====== Given data

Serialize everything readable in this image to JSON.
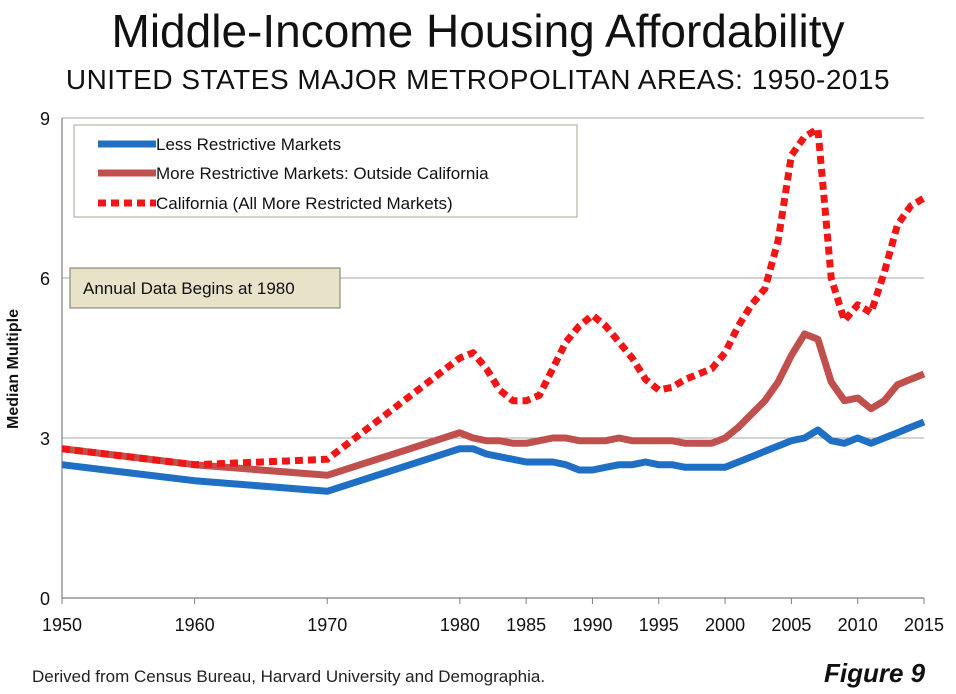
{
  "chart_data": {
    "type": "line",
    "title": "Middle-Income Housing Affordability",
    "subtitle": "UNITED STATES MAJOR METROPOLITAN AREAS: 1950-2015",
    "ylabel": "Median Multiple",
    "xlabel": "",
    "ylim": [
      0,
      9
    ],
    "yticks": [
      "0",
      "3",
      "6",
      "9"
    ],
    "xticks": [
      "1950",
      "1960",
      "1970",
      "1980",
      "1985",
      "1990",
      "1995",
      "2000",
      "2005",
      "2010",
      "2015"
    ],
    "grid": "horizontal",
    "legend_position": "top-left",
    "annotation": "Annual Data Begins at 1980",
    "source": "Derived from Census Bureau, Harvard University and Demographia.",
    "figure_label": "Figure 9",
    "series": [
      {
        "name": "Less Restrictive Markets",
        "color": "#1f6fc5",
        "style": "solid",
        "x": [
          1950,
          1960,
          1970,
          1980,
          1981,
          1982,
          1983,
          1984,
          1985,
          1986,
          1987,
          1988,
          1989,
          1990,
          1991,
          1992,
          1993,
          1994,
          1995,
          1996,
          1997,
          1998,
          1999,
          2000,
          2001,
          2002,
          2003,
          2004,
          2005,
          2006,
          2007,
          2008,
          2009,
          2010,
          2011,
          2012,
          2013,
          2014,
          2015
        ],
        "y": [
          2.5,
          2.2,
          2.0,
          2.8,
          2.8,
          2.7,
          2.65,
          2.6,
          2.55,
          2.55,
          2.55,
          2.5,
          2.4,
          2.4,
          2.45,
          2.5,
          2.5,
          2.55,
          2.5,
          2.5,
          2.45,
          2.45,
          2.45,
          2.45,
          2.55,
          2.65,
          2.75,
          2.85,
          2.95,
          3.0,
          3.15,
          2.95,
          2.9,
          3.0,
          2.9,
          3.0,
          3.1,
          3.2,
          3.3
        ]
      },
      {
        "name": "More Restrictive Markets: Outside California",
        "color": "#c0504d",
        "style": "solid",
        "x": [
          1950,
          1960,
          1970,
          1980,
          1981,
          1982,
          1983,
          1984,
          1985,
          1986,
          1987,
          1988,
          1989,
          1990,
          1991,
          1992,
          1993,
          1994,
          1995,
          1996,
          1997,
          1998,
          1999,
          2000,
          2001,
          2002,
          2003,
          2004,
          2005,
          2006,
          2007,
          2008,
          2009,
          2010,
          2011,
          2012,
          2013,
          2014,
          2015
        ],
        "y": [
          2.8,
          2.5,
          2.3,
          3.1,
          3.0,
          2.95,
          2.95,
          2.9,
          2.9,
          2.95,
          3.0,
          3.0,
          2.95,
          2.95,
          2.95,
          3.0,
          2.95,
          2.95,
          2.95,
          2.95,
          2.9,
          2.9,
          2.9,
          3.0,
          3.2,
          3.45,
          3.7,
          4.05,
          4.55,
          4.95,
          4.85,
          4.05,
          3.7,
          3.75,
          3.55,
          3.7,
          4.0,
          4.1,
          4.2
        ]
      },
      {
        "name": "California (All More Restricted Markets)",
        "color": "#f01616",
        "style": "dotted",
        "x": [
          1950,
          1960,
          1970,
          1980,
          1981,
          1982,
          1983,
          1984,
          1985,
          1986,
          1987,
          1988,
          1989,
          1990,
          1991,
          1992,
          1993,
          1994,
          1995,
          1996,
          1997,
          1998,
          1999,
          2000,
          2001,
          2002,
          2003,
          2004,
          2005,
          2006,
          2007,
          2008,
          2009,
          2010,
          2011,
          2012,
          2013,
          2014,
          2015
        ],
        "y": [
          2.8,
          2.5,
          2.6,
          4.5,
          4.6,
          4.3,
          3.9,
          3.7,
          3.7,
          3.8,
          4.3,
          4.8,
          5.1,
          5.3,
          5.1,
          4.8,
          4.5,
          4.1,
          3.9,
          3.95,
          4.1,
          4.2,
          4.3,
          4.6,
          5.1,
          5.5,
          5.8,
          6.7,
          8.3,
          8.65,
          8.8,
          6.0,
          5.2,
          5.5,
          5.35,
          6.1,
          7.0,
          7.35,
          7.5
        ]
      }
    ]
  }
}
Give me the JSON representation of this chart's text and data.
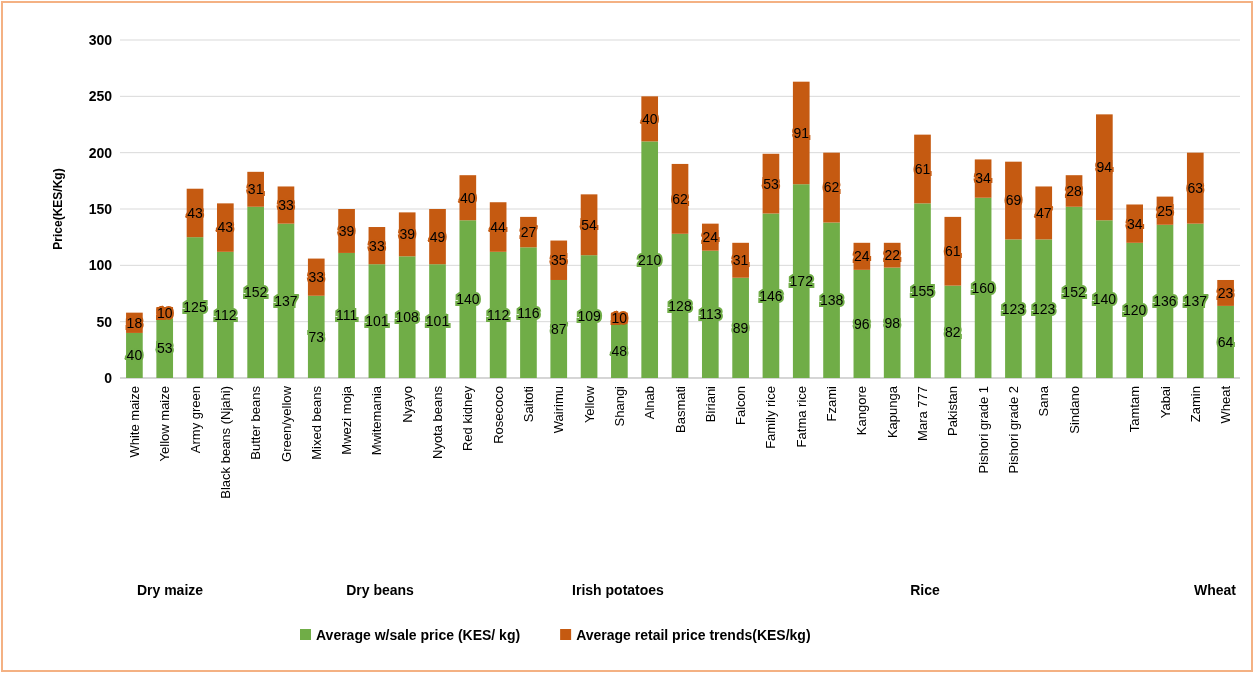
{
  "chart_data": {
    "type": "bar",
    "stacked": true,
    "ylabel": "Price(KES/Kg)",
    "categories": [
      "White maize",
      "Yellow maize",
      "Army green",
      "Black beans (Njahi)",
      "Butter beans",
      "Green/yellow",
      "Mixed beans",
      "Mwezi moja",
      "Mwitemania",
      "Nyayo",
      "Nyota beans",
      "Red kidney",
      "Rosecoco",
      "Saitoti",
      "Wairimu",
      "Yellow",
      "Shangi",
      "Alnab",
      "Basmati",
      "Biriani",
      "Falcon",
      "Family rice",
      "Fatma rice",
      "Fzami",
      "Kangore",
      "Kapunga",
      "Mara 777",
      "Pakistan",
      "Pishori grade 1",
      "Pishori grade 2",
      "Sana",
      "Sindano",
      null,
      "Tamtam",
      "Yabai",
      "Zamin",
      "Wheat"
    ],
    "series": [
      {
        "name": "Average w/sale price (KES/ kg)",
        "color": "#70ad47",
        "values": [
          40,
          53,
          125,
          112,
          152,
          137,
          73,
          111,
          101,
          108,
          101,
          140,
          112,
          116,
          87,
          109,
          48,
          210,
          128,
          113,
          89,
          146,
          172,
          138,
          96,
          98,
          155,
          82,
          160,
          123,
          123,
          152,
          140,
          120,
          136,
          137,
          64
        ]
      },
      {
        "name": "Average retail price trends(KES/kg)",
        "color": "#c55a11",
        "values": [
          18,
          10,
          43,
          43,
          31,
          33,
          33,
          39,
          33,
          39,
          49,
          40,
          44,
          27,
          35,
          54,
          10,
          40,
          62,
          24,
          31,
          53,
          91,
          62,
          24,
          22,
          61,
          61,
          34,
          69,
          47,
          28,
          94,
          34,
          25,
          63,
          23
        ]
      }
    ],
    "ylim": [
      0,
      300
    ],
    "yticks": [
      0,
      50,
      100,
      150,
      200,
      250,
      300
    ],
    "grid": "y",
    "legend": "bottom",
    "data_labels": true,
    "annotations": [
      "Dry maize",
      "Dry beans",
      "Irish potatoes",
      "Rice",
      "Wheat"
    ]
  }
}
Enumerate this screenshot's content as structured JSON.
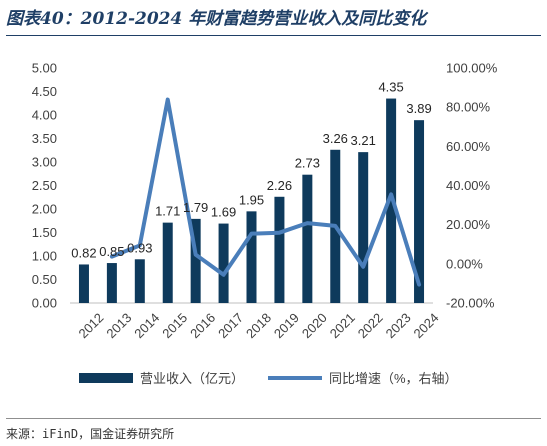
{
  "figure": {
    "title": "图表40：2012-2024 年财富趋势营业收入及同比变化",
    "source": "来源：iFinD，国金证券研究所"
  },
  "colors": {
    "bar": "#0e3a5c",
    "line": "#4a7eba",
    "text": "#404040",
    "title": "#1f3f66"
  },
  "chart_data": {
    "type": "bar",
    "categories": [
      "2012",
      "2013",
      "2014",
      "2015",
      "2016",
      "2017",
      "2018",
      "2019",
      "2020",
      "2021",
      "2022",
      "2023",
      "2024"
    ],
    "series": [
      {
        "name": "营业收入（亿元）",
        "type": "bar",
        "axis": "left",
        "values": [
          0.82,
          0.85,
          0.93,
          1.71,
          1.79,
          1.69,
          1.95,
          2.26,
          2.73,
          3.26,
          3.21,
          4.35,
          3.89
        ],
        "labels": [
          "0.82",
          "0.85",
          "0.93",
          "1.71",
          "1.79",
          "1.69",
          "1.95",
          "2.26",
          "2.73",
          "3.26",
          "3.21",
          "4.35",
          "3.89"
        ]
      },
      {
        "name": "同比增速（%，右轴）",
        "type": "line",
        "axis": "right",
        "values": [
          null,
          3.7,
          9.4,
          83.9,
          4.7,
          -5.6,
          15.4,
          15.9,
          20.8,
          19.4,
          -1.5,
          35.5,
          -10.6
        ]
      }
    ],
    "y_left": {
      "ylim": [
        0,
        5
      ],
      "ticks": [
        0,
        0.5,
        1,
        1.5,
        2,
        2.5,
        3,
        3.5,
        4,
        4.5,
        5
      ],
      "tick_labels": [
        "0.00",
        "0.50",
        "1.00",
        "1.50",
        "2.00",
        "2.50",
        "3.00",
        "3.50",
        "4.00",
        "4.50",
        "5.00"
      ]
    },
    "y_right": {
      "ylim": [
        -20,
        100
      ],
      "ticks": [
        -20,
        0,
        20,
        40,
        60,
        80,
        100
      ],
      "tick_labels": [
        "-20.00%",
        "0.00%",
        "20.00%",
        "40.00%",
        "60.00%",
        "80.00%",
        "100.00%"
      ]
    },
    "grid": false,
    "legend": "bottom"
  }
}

============

__Given instruction__.
Search the lines above for the string "source" and copy each line that has it.

__Solution to this problem__.
    "source": "Derived from Census Bureau, Harvard University and Demographia.",
    "source": "来源：iFinD，国金证券研究所"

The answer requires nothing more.